Your objective: Scan the lines below for the word "xlabel". Copy each line you find it in.

Rows from a figure dataset:

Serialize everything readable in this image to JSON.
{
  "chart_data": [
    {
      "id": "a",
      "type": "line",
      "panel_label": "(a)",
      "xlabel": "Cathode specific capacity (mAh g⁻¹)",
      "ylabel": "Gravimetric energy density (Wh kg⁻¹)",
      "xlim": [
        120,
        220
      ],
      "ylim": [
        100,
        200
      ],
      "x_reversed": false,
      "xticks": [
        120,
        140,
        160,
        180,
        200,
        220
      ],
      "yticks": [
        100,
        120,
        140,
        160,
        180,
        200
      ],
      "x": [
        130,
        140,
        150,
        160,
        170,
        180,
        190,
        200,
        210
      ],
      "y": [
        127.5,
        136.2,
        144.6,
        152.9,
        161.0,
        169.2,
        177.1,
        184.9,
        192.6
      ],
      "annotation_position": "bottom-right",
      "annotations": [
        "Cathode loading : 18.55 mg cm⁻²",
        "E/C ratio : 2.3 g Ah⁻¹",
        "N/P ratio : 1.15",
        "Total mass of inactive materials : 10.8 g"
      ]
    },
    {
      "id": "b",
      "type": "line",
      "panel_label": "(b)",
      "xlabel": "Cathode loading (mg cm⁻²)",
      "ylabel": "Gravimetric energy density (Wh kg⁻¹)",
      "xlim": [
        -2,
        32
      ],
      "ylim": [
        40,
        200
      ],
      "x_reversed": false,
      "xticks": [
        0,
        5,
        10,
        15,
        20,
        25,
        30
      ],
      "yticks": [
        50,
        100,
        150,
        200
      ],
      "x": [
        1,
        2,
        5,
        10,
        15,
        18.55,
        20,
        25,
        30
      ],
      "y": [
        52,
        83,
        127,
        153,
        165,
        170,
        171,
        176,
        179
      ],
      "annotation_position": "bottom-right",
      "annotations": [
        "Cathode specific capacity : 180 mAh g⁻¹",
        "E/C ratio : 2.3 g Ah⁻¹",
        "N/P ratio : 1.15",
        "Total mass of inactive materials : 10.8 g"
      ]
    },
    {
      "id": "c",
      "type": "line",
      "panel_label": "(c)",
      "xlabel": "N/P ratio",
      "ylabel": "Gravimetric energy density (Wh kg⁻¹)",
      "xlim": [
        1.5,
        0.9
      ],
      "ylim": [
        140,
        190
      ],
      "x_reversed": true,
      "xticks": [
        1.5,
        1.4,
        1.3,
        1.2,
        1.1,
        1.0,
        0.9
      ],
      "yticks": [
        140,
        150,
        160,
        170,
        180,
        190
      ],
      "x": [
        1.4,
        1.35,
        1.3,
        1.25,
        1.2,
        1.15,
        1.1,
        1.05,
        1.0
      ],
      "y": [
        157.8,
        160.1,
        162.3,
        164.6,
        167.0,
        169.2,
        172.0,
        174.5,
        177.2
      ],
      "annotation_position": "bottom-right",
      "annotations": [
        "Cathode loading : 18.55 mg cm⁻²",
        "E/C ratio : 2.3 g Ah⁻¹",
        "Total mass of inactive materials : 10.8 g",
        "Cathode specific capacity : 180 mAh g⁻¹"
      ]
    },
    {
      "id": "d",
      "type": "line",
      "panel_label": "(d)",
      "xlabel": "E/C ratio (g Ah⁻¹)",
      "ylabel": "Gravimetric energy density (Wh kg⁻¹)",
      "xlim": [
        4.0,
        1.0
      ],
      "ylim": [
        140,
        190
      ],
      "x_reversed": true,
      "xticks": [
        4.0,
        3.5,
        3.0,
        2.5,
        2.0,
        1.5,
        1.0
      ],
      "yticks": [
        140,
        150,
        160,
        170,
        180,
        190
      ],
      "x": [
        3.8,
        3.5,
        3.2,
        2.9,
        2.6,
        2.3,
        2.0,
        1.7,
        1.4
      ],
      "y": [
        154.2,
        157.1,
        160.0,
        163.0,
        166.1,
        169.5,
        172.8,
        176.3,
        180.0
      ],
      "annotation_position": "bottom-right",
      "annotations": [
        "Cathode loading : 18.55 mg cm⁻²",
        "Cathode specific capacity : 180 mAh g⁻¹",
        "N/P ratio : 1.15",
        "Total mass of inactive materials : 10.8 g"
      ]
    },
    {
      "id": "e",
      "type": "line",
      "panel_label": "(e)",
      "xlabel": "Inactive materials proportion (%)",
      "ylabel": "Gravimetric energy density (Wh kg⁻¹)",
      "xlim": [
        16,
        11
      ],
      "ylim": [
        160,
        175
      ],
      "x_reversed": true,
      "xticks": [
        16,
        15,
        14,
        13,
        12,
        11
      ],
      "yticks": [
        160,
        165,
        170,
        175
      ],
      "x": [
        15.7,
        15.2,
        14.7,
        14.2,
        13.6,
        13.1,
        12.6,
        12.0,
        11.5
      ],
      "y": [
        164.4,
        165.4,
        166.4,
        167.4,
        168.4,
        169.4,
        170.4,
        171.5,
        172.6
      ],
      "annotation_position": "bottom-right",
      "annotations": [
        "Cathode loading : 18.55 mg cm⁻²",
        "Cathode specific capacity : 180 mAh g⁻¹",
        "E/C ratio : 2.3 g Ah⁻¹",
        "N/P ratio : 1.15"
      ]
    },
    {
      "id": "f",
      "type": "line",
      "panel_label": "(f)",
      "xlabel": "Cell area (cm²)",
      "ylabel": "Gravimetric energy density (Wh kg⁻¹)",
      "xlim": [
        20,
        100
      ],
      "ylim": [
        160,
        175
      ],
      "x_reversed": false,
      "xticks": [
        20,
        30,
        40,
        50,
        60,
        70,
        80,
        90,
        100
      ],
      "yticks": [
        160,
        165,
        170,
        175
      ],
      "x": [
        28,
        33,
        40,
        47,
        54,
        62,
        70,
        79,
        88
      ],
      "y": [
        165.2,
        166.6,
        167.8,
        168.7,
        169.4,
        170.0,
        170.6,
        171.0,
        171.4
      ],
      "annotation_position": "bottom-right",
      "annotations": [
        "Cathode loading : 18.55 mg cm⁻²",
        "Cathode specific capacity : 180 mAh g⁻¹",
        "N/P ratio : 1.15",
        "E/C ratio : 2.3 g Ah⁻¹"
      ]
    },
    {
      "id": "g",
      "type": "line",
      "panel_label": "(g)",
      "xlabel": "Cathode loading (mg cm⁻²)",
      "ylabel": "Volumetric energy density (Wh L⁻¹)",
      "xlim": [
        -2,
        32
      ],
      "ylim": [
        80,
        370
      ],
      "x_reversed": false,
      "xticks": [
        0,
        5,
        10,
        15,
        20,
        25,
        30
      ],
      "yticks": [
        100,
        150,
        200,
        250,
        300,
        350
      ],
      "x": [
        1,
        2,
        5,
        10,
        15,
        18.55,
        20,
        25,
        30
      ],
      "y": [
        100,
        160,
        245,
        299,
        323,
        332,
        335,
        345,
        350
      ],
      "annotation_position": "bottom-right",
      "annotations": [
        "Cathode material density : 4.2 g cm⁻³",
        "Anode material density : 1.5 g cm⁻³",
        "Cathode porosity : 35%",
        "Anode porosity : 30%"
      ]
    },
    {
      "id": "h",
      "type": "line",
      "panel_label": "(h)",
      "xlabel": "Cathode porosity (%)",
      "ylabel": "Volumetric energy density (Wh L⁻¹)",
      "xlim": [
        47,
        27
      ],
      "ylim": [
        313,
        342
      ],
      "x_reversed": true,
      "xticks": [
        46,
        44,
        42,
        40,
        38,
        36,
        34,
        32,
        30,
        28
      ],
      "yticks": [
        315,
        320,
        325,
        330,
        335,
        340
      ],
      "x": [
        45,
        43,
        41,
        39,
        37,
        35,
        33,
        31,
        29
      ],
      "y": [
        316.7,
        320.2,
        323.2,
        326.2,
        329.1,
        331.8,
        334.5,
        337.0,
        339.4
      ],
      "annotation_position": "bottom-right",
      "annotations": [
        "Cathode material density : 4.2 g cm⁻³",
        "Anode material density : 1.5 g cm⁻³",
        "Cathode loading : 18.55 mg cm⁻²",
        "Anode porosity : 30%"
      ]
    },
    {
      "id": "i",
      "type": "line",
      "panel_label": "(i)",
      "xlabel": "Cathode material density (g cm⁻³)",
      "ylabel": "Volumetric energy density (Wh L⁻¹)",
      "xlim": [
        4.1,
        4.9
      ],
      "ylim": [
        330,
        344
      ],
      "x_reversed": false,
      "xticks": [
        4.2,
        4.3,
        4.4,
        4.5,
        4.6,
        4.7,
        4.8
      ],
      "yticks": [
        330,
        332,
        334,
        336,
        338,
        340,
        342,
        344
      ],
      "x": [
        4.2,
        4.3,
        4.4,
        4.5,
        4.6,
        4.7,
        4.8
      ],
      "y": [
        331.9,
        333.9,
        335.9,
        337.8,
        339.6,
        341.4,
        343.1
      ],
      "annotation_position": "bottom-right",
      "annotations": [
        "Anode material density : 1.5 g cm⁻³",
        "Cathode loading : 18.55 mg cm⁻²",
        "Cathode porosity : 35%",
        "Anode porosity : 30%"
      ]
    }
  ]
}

Exercise response:
      "xlabel": "Cathode specific capacity (mAh g⁻¹)",
      "xlabel": "Cathode loading (mg cm⁻²)",
      "xlabel": "N/P ratio",
      "xlabel": "E/C ratio (g Ah⁻¹)",
      "xlabel": "Inactive materials proportion (%)",
      "xlabel": "Cell area (cm²)",
      "xlabel": "Cathode loading (mg cm⁻²)",
      "xlabel": "Cathode porosity (%)",
      "xlabel": "Cathode material density (g cm⁻³)",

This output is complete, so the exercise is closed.